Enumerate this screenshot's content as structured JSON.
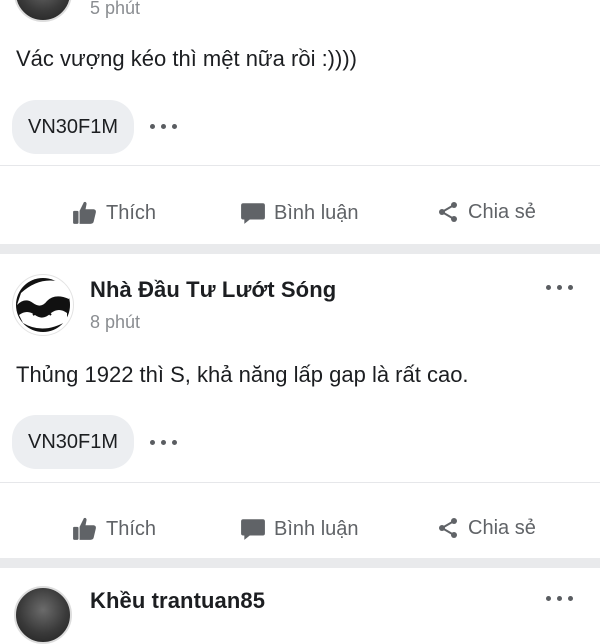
{
  "post1": {
    "time": "5 phút",
    "text": "Vác vượng kéo thì mệt nữa rồi :))))",
    "tag": "VN30F1M"
  },
  "post2": {
    "author": "Nhà Đầu Tư Lướt Sóng",
    "time": "8 phút",
    "text": "Thủng 1922 thì S, khả năng lấp gap là rất cao.",
    "tag": "VN30F1M"
  },
  "post3": {
    "author_partial": "Khều trantuan85"
  },
  "actions": {
    "like": "Thích",
    "comment": "Bình luận",
    "share": "Chia sẻ"
  },
  "icons": {
    "like": "thumbs-up-icon",
    "comment": "comment-icon",
    "share": "share-icon",
    "more": "more-horizontal-icon"
  },
  "colors": {
    "text": "#1c1e21",
    "muted": "#8a8d91",
    "action": "#606367",
    "chip_bg": "#eceef1",
    "separator": "#e9eaec"
  }
}
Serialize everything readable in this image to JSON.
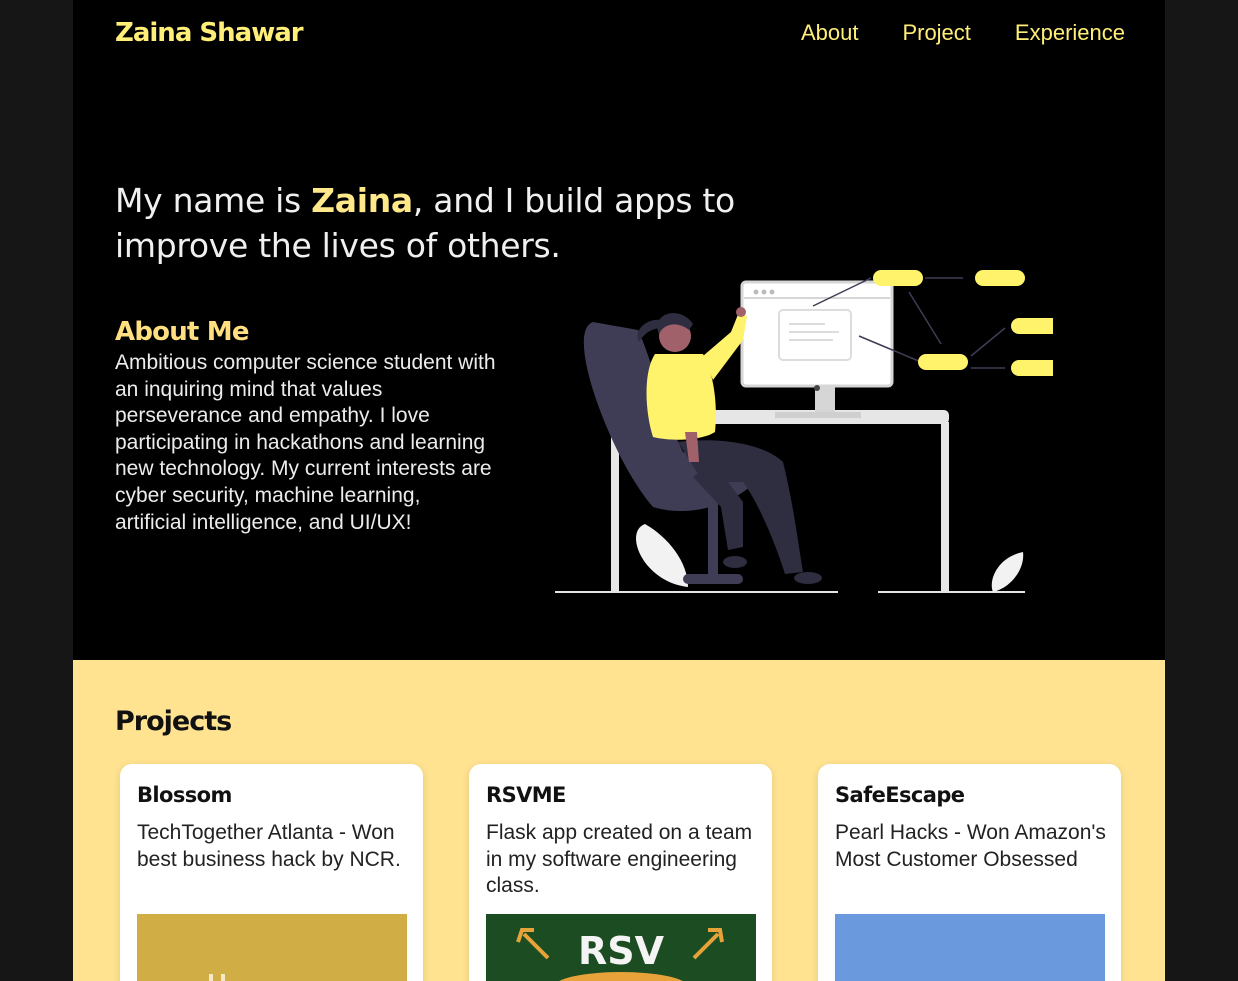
{
  "header": {
    "brand": "Zaina Shawar",
    "nav": [
      {
        "label": "About"
      },
      {
        "label": "Project"
      },
      {
        "label": "Experience"
      }
    ]
  },
  "hero": {
    "heading_prefix": "My name is ",
    "heading_name": "Zaina",
    "heading_suffix": ", and I build apps to improve the lives of others.",
    "about_title": "About Me",
    "about_text": "Ambitious computer science student with an inquiring mind that values perseverance and empathy. I love participating in hackathons and learning new technology. My current interests are cyber security, machine learning, artificial intelligence, and UI/UX!"
  },
  "projects": {
    "title": "Projects",
    "items": [
      {
        "name": "Blossom",
        "description": "TechTogether Atlanta - Won best business hack by NCR.",
        "thumb_color": "#d0ad45"
      },
      {
        "name": "RSVME",
        "description": "Flask app created on a team in my software engineering class.",
        "thumb_color": "#1c4d22",
        "thumb_text": "RSV"
      },
      {
        "name": "SafeEscape",
        "description": "Pearl Hacks - Won Amazon's Most Customer Obsessed",
        "thumb_color": "#6a9add"
      }
    ]
  },
  "colors": {
    "accent": "#ffee77",
    "hero_background": "#000000",
    "projects_background": "#ffe391"
  }
}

▸ **Task requirements**: Without the pictures, restate all of the entries above verbatim.

▸ **Full output**:
Enumerate this screenshot's content as structured JSON.
{
  "post1": {
    "time": "5 phút",
    "text": "Vác vượng kéo thì mệt nữa rồi :))))",
    "tag": "VN30F1M"
  },
  "post2": {
    "author": "Nhà Đầu Tư Lướt Sóng",
    "time": "8 phút",
    "text": "Thủng 1922 thì S, khả năng lấp gap là rất cao.",
    "tag": "VN30F1M"
  },
  "post3": {
    "author_partial": "Khều trantuan85"
  },
  "actions": {
    "like": "Thích",
    "comment": "Bình luận",
    "share": "Chia sẻ"
  },
  "icons": {
    "like": "thumbs-up-icon",
    "comment": "comment-icon",
    "share": "share-icon",
    "more": "more-horizontal-icon"
  },
  "colors": {
    "text": "#1c1e21",
    "muted": "#8a8d91",
    "action": "#606367",
    "chip_bg": "#eceef1",
    "separator": "#e9eaec"
  }
}
Serialize everything readable in this image to JSON.
{
  "header": {
    "brand": "Zaina Shawar",
    "nav": [
      {
        "label": "About"
      },
      {
        "label": "Project"
      },
      {
        "label": "Experience"
      }
    ]
  },
  "hero": {
    "heading_prefix": "My name is ",
    "heading_name": "Zaina",
    "heading_suffix": ", and I build apps to improve the lives of others.",
    "about_title": "About Me",
    "about_text": "Ambitious computer science student with an inquiring mind that values perseverance and empathy. I love participating in hackathons and learning new technology. My current interests are cyber security, machine learning, artificial intelligence, and UI/UX!"
  },
  "projects": {
    "title": "Projects",
    "items": [
      {
        "name": "Blossom",
        "description": "TechTogether Atlanta - Won best business hack by NCR.",
        "thumb_color": "#d0ad45"
      },
      {
        "name": "RSVME",
        "description": "Flask app created on a team in my software engineering class.",
        "thumb_color": "#1c4d22",
        "thumb_text": "RSV"
      },
      {
        "name": "SafeEscape",
        "description": "Pearl Hacks - Won Amazon's Most Customer Obsessed",
        "thumb_color": "#6a9add"
      }
    ]
  },
  "colors": {
    "accent": "#ffee77",
    "hero_background": "#000000",
    "projects_background": "#ffe391"
  }
}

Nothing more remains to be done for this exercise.